[START SUPPLIED DATA]

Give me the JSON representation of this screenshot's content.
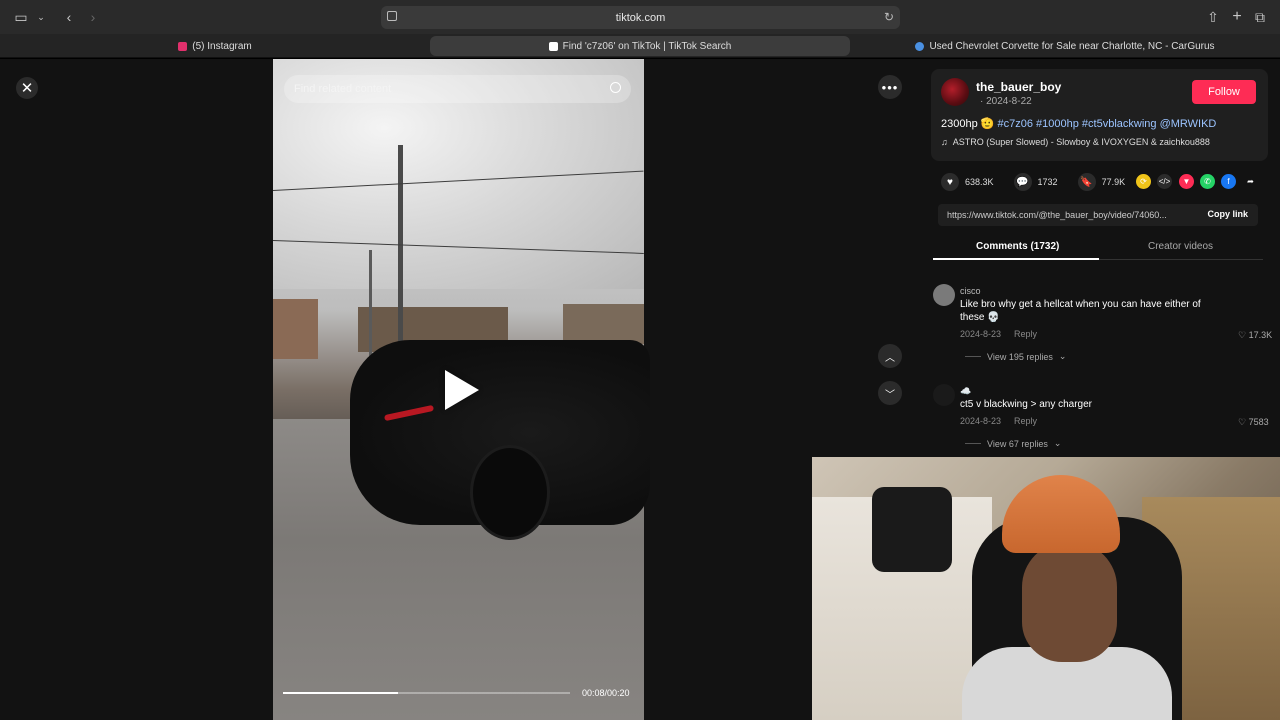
{
  "browser": {
    "url": "tiktok.com",
    "tabs": [
      {
        "label": "(5) Instagram",
        "color": "#e1306c"
      },
      {
        "label": "Find 'c7z06' on TikTok | TikTok Search",
        "color": "#ffffff"
      },
      {
        "label": "Used Chevrolet Corvette for Sale near Charlotte, NC - CarGurus",
        "color": "#4a90e2"
      }
    ]
  },
  "video": {
    "search_placeholder": "Find related content",
    "time": "00:08/00:20",
    "progress": 0.4
  },
  "post": {
    "username": "the_bauer_boy",
    "date": "· 2024-8-22",
    "follow_label": "Follow",
    "caption_prefix": "2300hp 🫡 ",
    "hashtags": "#c7z06 #1000hp #ct5vblackwing @MRWIKD",
    "music": "ASTRO (Super Slowed) - Slowboy & IVOXYGEN & zaichkou888",
    "likes": "638.3K",
    "comments": "1732",
    "saves": "77.9K",
    "link": "https://www.tiktok.com/@the_bauer_boy/video/74060...",
    "copy_link": "Copy link"
  },
  "panel_tabs": {
    "comments": "Comments (1732)",
    "creator": "Creator videos"
  },
  "comments": [
    {
      "name": "cisco",
      "text": "Like bro why get a hellcat when you can have either of these 💀",
      "date": "2024-8-23",
      "reply": "Reply",
      "likes": "17.3K",
      "replies": "View 195 replies"
    },
    {
      "name": "☁️",
      "text": "ct5 v blackwing > any charger",
      "date": "2024-8-23",
      "reply": "Reply",
      "likes": "7583",
      "replies": "View 67 replies"
    }
  ],
  "icons": {
    "close": "close-icon",
    "more": "more-icon",
    "up": "chevron-up-icon",
    "down": "chevron-down-icon"
  }
}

[END SUPPLIED DATA]

Filter the data for the string "Find" and copy every line that has it.

EXERCISE OUTPUT
        "label": "Find 'c7z06' on TikTok | TikTok Search",
    "search_placeholder": "Find related content",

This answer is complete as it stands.